## PROMPT
Search the material and gather each line with "page" in it.

## PROVIDED RECORDS
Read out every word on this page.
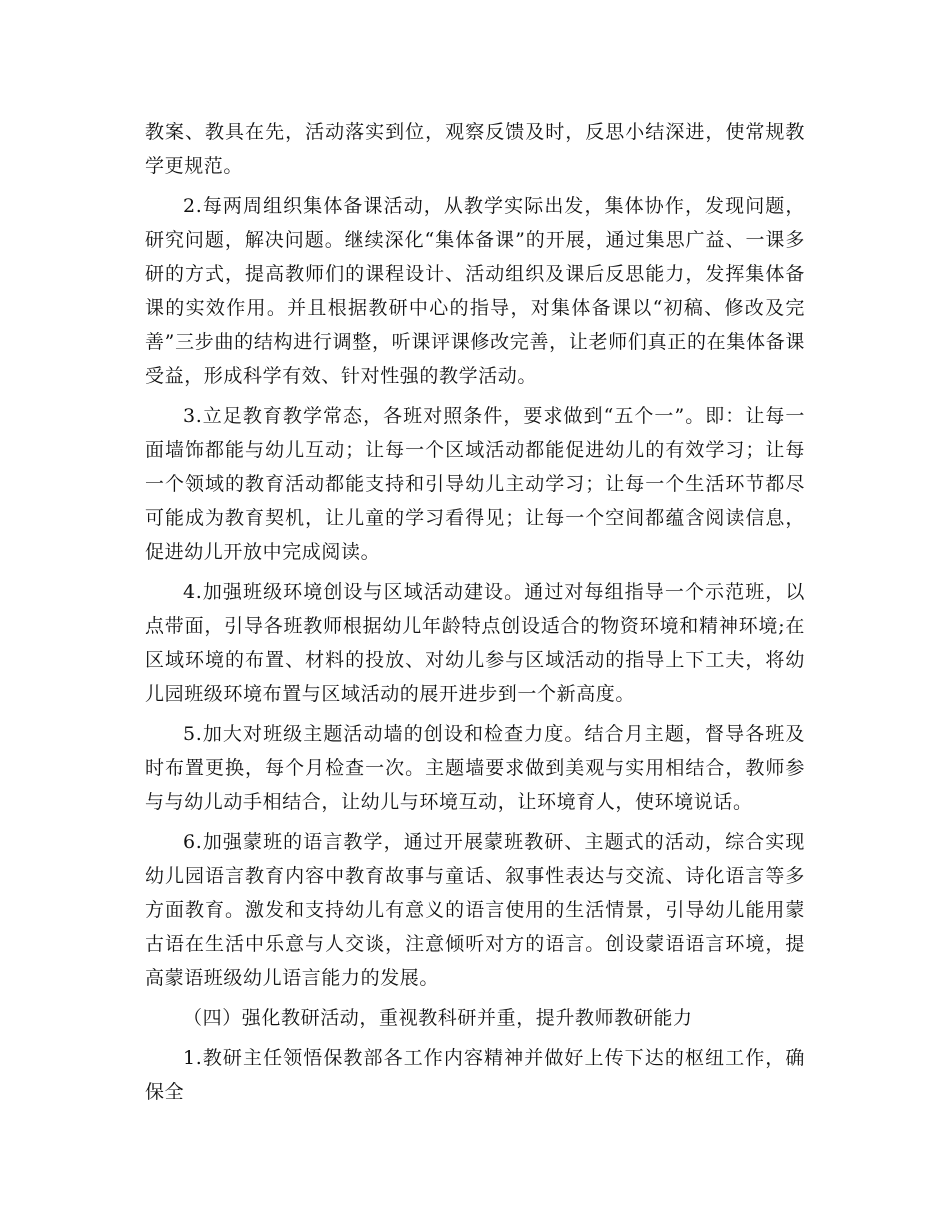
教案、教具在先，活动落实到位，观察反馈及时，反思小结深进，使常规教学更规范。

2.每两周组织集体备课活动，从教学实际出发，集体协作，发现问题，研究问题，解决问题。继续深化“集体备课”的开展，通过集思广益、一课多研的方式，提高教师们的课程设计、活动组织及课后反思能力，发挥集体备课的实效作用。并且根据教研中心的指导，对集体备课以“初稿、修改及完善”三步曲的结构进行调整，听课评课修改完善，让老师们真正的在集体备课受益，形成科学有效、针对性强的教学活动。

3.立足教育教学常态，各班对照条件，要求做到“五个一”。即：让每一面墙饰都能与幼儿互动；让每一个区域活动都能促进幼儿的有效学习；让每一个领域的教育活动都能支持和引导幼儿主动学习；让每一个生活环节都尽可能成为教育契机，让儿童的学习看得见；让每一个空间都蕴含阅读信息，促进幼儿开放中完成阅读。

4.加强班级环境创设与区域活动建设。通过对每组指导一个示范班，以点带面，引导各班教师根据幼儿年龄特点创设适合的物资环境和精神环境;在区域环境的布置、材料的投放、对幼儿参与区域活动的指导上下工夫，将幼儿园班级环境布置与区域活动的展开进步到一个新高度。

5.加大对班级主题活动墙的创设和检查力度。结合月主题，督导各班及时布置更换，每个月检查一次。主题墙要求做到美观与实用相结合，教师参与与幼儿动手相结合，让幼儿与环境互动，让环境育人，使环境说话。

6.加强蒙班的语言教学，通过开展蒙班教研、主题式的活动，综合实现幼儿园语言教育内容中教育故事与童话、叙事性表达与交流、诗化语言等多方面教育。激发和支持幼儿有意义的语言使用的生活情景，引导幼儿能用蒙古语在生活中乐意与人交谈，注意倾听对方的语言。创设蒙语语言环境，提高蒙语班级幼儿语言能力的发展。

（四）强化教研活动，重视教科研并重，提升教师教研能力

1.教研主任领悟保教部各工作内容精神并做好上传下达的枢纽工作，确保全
* * *
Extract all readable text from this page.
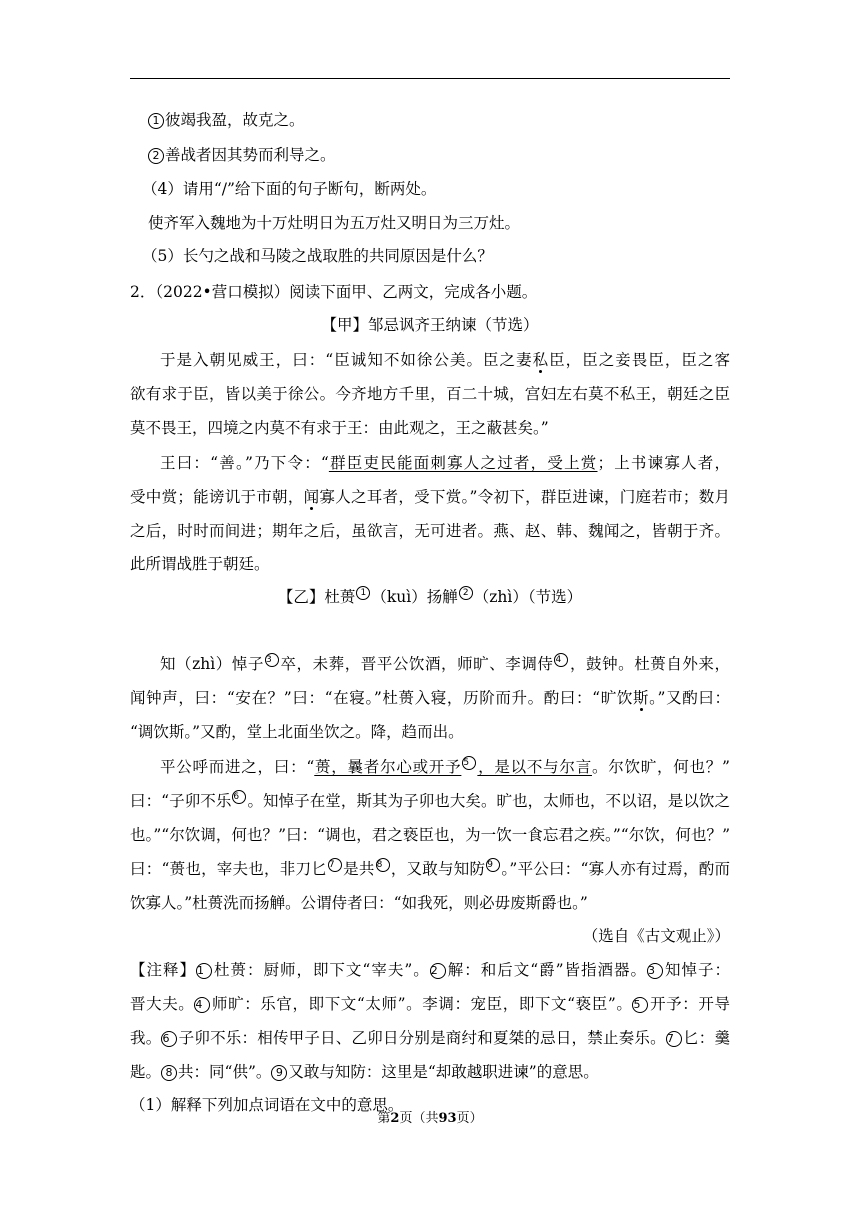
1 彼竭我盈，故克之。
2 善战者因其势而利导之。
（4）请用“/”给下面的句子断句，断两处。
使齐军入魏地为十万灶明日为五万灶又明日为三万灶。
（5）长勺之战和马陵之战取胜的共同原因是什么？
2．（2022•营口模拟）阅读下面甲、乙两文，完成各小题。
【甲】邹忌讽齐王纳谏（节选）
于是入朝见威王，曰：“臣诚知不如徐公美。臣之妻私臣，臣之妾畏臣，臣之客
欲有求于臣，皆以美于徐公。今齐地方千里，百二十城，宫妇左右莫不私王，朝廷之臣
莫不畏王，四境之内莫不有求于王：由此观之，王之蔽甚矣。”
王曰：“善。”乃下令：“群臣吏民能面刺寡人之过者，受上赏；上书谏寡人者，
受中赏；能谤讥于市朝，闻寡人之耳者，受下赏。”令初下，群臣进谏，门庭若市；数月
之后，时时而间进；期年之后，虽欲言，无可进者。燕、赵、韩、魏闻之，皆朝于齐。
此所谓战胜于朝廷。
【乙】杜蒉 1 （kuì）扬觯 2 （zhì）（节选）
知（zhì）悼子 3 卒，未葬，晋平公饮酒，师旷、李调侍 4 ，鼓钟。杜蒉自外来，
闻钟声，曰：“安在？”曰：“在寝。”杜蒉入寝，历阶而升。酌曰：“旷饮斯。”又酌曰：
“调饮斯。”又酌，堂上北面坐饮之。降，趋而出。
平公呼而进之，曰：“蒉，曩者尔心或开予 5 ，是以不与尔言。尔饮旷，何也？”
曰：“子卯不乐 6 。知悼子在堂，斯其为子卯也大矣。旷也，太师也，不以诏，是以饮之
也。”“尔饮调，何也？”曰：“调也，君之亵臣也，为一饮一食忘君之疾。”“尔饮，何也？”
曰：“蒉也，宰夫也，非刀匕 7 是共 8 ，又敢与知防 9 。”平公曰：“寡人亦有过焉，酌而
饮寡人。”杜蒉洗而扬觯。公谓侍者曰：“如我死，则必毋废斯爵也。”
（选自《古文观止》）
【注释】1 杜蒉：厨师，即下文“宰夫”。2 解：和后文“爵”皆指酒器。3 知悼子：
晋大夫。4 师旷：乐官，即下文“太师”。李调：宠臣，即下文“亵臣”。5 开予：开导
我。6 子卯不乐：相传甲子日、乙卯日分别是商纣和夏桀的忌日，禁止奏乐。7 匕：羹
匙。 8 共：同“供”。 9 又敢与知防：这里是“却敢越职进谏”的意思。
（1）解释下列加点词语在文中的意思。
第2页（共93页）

## RESPONSE BELOW
Read out every word on this page.
Extract all readable text from this page.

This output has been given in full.